-- Task material --
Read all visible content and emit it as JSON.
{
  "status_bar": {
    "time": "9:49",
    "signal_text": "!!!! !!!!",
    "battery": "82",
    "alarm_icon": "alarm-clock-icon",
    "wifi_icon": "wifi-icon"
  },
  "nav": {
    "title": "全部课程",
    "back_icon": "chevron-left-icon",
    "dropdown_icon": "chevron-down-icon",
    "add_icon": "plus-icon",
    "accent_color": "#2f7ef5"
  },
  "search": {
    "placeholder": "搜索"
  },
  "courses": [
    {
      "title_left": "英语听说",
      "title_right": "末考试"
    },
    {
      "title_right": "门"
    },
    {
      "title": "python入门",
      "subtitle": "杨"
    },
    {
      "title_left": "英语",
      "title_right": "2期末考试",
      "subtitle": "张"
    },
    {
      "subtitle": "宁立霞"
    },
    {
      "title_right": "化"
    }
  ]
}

-- The problem --
Extract every line containing the string "icon" from the data above.

-- Written response --
    "alarm_icon": "alarm-clock-icon",
    "wifi_icon": "wifi-icon"
    "back_icon": "chevron-left-icon",
    "dropdown_icon": "chevron-down-icon",
    "add_icon": "plus-icon",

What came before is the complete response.